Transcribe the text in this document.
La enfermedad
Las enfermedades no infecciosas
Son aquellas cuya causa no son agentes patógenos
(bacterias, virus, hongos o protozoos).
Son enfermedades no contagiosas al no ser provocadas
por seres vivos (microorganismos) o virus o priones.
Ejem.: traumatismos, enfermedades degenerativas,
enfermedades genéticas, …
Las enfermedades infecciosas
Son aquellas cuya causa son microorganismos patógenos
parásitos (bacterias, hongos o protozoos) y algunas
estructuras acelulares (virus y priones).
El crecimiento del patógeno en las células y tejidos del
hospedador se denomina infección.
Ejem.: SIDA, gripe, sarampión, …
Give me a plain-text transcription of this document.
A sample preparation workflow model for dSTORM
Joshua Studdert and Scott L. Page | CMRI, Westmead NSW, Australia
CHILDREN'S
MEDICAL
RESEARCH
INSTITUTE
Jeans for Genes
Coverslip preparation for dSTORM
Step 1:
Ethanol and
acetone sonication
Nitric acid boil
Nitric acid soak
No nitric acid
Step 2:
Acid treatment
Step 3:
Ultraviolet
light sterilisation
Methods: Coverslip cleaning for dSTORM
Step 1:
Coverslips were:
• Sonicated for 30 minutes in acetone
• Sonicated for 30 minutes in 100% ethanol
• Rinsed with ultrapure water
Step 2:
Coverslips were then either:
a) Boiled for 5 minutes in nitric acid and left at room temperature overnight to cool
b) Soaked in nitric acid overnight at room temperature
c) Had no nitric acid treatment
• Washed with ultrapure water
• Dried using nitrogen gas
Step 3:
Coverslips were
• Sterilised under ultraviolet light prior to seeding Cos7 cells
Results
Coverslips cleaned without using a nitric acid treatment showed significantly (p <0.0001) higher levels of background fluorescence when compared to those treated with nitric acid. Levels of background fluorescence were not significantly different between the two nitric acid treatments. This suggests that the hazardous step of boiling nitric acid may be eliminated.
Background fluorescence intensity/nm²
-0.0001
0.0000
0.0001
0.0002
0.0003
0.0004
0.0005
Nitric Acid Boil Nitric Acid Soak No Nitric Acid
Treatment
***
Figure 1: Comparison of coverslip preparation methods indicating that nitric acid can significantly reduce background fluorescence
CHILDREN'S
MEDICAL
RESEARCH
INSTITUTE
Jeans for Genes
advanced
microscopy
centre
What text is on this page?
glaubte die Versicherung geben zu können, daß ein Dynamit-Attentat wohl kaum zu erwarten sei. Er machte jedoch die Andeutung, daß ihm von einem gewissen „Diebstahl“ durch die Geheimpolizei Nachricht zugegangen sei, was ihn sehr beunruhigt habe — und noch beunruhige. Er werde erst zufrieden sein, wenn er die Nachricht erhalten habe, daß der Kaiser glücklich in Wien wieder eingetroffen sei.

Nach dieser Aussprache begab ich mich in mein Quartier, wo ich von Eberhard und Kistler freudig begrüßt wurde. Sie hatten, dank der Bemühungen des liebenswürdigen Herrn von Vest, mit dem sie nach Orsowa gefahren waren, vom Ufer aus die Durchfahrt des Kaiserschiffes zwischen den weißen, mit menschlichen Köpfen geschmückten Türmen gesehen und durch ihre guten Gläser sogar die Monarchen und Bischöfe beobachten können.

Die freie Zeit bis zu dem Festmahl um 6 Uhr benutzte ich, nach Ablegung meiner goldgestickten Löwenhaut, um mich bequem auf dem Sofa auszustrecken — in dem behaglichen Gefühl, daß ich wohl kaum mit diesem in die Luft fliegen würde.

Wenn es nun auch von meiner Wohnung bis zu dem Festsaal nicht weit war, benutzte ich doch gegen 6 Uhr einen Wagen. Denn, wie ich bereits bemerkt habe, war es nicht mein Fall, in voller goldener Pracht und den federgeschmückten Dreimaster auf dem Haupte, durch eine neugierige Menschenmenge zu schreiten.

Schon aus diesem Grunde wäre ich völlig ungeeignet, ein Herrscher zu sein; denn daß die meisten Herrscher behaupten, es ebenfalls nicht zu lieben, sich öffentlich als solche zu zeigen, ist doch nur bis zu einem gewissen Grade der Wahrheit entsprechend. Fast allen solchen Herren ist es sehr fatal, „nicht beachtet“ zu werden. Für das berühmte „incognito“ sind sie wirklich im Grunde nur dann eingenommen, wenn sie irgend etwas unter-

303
◆ ◆ ◆ ◆
● **EXERCISE DIRECTIONS**
The word to find is "diesem". Copy every line of the data that holds it.

● **COMPLETED TASK**
Die freie Zeit bis zu dem Festmahl um 6 Uhr benutzte ich, nach Ablegung meiner goldgestickten Löwenhaut, um mich bequem auf dem Sofa auszustrecken — in dem behaglichen Gefühl, daß ich wohl kaum mit diesem in die Luft fliegen würde.
Schon aus diesem Grunde wäre ich völlig ungeeignet, ein Herrscher zu sein; denn daß die meisten Herrscher behaupten, es ebenfalls nicht zu lieben, sich öffentlich als solche zu zeigen, ist doch nur bis zu einem gewissen Grade der Wahrheit entsprechend. Fast allen solchen Herren ist es sehr fatal, „nicht beachtet“ zu werden. Für das berühmte „incognito“ sind sie wirklich im Grunde nur dann eingenommen, wenn sie irgend etwas unter-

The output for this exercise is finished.